Directive =
Check each line of the listing for the string "type", then state how many lines have it. Only the number is wanted.

Data supplied =
....................
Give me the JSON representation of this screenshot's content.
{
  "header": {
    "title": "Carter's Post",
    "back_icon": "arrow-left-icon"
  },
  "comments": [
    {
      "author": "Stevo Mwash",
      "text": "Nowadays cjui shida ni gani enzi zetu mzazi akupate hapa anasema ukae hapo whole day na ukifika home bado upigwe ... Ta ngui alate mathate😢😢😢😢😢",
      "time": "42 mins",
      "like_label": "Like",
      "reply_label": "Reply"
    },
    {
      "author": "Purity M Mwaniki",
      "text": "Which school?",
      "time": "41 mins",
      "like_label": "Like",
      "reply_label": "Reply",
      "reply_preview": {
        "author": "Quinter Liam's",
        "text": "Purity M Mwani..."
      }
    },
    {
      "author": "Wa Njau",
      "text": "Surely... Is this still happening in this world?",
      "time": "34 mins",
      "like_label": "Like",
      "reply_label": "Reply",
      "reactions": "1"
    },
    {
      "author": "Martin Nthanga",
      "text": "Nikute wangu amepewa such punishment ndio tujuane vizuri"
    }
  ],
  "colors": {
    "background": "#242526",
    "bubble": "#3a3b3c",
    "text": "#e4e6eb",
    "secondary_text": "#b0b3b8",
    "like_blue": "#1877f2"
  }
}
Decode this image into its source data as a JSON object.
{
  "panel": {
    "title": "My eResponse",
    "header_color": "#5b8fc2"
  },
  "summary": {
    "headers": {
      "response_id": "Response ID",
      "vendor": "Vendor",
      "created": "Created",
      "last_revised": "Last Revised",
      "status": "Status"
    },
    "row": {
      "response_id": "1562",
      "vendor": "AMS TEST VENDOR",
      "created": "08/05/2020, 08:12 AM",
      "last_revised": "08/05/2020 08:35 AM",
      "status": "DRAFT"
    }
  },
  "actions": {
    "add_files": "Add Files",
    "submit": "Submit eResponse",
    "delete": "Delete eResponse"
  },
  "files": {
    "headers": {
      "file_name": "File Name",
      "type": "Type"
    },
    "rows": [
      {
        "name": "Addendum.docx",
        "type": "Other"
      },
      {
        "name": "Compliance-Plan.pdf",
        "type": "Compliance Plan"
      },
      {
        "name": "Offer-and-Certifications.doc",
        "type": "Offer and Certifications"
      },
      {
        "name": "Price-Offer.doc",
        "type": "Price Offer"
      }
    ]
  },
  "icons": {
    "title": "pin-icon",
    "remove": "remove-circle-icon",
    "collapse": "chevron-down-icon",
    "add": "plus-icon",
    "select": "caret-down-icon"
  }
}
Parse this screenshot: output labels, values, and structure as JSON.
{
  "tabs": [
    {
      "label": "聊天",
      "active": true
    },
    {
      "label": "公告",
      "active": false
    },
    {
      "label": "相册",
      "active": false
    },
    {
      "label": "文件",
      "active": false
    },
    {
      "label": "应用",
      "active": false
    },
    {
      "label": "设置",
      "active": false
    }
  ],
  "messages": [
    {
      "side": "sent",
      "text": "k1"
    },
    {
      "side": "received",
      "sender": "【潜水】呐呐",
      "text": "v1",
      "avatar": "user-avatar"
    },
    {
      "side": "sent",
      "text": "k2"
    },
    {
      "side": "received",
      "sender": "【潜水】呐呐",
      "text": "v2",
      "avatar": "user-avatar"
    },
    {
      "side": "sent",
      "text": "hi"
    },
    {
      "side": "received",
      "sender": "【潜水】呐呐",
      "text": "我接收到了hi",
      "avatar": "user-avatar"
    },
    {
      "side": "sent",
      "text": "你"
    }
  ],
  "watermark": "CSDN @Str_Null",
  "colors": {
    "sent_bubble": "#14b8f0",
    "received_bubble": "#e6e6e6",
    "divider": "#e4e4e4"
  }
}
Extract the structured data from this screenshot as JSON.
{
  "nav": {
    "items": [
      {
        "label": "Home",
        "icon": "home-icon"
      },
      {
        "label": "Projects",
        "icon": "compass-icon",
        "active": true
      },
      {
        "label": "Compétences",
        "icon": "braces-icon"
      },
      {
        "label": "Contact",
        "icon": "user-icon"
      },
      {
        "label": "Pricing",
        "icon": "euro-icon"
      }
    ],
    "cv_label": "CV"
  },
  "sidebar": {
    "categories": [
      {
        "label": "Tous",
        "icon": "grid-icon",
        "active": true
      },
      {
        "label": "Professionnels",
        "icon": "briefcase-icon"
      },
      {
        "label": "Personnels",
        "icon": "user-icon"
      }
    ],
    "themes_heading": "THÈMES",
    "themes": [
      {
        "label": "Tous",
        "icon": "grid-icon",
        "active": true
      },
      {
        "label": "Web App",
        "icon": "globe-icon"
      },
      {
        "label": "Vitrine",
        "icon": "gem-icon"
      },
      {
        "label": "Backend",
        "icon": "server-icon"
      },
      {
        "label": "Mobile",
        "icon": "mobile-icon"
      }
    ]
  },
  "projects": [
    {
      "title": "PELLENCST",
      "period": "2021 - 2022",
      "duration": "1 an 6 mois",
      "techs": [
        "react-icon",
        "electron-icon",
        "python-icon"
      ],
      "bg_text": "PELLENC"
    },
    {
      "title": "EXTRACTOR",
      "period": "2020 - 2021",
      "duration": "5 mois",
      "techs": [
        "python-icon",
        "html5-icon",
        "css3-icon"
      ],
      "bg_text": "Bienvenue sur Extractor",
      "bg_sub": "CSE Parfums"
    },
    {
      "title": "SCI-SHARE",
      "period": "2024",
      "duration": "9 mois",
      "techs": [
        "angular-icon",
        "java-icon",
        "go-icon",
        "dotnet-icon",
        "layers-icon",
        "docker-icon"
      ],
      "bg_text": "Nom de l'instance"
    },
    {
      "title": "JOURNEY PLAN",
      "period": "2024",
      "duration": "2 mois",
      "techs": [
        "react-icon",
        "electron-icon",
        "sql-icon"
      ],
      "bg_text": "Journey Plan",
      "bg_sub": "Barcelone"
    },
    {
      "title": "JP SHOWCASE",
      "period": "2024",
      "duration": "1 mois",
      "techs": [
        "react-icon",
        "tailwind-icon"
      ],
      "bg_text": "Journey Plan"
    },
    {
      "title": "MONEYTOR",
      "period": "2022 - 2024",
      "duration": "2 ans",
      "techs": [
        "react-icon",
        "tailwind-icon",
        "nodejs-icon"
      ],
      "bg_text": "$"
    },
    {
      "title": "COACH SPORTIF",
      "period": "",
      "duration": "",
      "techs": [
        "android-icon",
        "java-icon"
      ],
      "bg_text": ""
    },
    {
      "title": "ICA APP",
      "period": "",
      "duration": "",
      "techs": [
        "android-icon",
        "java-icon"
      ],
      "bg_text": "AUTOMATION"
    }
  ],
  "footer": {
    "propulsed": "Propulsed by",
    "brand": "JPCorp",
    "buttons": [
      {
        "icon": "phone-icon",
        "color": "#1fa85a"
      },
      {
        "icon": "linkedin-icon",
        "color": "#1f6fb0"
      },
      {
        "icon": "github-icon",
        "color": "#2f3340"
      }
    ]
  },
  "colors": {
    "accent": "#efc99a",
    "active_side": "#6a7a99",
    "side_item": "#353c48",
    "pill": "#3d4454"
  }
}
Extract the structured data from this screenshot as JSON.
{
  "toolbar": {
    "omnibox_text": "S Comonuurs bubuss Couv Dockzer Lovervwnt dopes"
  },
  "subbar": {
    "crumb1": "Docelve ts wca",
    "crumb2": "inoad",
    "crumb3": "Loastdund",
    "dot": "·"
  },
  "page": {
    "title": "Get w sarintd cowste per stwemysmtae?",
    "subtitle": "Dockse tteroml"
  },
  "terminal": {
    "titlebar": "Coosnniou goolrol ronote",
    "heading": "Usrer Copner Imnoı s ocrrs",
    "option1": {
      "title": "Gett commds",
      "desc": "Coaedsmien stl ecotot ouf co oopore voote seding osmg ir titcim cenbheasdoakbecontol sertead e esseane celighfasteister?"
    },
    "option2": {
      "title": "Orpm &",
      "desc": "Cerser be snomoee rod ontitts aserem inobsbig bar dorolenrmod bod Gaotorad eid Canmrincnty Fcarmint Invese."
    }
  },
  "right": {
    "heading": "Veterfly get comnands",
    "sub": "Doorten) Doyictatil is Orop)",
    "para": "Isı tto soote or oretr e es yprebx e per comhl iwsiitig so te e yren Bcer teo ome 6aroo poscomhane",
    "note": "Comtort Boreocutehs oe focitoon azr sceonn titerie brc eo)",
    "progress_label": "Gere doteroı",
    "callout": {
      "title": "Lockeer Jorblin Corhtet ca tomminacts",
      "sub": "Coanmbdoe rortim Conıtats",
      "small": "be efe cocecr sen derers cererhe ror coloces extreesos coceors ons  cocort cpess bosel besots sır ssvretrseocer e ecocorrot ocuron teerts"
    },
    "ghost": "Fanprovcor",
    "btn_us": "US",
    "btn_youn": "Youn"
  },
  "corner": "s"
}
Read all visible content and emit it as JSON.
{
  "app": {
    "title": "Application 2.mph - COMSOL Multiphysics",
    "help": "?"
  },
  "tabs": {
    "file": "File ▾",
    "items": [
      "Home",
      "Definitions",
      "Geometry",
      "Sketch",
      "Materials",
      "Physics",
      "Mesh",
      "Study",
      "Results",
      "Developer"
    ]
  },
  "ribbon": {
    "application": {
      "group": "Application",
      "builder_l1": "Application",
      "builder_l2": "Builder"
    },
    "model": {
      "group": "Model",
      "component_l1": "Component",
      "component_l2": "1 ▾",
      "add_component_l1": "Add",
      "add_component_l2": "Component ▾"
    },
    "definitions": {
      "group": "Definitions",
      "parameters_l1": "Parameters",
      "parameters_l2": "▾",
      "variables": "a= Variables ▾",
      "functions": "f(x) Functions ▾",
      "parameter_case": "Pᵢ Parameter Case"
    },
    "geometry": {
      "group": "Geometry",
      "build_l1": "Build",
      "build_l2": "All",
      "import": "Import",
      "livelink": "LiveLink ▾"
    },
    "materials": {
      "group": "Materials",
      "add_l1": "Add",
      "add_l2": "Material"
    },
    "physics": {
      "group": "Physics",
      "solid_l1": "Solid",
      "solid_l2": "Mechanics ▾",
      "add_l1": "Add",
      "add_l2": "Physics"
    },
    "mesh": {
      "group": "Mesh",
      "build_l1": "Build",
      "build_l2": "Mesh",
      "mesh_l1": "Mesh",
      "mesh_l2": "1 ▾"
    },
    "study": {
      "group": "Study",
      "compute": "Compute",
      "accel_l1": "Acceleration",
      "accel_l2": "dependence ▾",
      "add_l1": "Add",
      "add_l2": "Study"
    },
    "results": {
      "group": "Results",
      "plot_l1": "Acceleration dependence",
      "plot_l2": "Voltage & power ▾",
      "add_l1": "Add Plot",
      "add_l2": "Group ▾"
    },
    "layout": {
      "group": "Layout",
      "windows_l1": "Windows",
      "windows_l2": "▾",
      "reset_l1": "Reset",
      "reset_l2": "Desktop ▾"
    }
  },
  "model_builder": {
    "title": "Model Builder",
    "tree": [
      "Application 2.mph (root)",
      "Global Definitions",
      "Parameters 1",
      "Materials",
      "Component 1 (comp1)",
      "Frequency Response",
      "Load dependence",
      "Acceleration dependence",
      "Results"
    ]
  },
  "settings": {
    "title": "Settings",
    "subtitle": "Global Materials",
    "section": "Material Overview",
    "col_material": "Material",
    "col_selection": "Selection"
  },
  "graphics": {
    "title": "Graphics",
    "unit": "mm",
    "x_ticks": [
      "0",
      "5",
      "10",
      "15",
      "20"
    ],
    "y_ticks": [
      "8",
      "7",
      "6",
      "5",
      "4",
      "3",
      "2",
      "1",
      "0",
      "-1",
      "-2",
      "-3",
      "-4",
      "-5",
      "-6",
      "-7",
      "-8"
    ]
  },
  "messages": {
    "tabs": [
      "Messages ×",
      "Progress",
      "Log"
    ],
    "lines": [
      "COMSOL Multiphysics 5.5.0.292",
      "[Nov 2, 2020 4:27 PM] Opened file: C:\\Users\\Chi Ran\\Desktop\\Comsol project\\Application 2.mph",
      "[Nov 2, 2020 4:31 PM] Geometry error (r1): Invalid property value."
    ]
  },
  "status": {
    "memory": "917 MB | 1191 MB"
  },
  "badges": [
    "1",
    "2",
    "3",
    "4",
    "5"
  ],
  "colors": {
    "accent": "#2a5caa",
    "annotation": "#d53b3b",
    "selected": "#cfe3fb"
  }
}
....................
Correct result =
5